YOUR GOAL: Look through the records below and collect all lines that hold the string "праве".

-- Start of EXTRACTED INFORMATION --

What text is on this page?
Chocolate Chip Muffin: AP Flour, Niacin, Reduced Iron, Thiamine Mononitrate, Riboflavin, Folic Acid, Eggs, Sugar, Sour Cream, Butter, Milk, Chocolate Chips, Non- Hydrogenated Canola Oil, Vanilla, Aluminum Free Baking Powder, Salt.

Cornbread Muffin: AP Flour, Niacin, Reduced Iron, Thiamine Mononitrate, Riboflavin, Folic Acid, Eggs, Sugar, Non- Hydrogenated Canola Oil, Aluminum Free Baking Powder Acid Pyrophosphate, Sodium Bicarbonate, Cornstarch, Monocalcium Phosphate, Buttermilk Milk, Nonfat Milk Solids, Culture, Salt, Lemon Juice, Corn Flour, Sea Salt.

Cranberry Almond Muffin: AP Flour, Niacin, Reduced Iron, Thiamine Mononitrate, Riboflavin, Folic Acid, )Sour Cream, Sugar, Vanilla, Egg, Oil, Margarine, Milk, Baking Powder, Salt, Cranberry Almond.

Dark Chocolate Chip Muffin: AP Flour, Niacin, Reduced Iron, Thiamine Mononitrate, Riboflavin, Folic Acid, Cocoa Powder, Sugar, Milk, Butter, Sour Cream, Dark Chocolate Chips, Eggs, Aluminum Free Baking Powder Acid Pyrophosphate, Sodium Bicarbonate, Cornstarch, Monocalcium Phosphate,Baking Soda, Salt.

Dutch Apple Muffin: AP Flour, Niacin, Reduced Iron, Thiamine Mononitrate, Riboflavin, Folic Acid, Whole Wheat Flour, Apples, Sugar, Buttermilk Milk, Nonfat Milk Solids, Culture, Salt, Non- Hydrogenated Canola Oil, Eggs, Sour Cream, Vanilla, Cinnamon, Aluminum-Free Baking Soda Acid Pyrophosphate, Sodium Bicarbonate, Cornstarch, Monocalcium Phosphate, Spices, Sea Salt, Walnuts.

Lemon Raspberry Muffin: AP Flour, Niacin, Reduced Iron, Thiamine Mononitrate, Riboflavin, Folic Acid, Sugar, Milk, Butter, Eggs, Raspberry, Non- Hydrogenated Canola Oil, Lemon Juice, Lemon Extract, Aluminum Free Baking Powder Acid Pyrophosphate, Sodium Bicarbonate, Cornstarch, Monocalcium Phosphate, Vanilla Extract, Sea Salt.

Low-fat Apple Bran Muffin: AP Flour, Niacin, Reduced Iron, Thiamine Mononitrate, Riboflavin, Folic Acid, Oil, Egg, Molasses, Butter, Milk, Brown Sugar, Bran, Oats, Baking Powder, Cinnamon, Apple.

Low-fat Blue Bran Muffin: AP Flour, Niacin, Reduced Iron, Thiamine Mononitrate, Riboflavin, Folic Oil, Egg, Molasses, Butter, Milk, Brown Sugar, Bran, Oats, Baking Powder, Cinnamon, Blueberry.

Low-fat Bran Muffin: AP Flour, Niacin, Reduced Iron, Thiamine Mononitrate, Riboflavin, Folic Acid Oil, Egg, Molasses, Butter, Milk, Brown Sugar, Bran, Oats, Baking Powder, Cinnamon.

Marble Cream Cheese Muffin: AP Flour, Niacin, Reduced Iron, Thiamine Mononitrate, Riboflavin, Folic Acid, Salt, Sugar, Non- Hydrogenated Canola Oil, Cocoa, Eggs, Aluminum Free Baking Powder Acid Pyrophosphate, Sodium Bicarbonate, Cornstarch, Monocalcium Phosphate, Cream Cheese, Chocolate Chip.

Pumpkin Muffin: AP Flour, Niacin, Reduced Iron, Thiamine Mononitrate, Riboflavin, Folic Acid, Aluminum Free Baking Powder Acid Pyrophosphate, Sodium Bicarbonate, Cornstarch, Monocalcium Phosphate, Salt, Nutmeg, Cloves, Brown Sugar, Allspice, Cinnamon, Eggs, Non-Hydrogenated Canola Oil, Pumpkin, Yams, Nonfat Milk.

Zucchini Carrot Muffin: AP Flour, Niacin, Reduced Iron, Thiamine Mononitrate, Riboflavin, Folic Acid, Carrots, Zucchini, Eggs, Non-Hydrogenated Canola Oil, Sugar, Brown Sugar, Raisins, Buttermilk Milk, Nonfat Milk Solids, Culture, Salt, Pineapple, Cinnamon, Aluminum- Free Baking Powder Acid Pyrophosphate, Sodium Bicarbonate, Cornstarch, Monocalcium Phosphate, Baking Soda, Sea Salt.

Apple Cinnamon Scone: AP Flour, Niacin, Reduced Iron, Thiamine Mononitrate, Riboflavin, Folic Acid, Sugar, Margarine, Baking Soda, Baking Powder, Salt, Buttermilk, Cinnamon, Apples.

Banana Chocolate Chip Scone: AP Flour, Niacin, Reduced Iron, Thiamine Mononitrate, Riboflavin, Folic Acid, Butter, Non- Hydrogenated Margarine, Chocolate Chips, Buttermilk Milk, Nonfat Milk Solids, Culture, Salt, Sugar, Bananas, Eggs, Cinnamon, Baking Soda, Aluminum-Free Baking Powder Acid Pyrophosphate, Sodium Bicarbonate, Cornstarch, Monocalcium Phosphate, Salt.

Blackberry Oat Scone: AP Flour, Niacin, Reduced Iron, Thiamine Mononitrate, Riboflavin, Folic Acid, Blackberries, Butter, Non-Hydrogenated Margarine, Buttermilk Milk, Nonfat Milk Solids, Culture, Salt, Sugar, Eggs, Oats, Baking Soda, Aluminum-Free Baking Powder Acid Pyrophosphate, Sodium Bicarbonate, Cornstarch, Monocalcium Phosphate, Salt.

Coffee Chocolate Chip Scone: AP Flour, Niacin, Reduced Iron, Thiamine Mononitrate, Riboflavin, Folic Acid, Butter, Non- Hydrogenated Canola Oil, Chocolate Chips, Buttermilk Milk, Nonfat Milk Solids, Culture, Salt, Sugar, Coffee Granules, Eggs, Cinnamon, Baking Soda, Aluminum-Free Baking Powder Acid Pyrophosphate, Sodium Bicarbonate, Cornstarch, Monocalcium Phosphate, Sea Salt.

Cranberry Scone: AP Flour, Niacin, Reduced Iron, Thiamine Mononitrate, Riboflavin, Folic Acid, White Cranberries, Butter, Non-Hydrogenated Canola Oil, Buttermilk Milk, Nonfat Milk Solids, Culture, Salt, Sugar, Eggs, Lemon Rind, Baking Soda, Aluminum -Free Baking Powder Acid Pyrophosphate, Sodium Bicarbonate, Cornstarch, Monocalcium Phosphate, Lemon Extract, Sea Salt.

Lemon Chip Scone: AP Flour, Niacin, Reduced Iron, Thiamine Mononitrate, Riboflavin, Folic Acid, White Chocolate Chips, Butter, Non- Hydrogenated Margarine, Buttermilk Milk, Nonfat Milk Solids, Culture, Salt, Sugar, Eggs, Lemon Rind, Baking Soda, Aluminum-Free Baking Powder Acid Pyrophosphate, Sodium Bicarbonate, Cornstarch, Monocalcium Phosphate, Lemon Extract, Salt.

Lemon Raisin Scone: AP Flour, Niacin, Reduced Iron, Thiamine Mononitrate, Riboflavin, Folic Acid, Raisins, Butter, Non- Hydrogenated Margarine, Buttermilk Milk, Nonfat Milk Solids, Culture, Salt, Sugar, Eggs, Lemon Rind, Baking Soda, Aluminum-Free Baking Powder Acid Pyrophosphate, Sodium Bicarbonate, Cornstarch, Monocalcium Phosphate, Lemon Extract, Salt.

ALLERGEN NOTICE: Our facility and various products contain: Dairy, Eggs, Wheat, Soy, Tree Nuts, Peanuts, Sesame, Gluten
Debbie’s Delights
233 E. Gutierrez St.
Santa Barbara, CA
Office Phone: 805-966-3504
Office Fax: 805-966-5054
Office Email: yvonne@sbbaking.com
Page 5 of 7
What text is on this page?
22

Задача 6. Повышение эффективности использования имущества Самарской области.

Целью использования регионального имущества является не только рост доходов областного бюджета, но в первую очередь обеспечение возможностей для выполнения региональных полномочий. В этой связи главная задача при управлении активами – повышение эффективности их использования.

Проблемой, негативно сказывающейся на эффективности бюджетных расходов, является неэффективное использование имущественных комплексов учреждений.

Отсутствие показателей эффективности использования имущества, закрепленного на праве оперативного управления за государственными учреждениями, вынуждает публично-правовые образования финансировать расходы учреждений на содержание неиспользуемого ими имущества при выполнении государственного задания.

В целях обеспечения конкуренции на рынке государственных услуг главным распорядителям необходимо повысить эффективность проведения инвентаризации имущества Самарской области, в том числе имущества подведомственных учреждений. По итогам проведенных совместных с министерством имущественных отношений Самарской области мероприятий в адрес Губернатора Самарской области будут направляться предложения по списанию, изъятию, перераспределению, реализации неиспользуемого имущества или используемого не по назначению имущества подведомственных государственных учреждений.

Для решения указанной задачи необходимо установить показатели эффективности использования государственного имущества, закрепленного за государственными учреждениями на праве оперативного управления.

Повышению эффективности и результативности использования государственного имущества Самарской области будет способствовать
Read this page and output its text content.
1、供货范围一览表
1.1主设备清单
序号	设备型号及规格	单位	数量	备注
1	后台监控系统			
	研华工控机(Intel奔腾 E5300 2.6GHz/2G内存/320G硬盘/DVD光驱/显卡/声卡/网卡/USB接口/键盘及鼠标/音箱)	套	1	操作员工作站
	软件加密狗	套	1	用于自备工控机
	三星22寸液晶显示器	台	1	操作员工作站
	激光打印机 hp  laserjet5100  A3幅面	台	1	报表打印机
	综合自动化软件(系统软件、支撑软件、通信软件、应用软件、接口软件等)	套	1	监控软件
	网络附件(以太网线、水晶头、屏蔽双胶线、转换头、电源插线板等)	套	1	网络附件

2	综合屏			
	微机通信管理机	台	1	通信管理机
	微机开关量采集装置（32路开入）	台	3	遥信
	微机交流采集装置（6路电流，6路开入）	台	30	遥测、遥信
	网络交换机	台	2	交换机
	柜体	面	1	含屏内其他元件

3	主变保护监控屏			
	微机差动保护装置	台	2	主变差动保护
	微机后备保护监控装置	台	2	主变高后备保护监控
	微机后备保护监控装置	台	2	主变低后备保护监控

-- End of EXTRACTED INFORMATION --

PROBLEM SOLUTION:
Отсутствие показателей эффективности использования имущества, закрепленного на праве оперативного управления за государственными учреждениями, вынуждает публично-правовые образования финансировать расходы учреждений на содержание неиспользуемого ими имущества при выполнении государственного задания.
Для решения указанной задачи необходимо установить показатели эффективности использования государственного имущества, закрепленного за государственными учреждениями на праве оперативного управления.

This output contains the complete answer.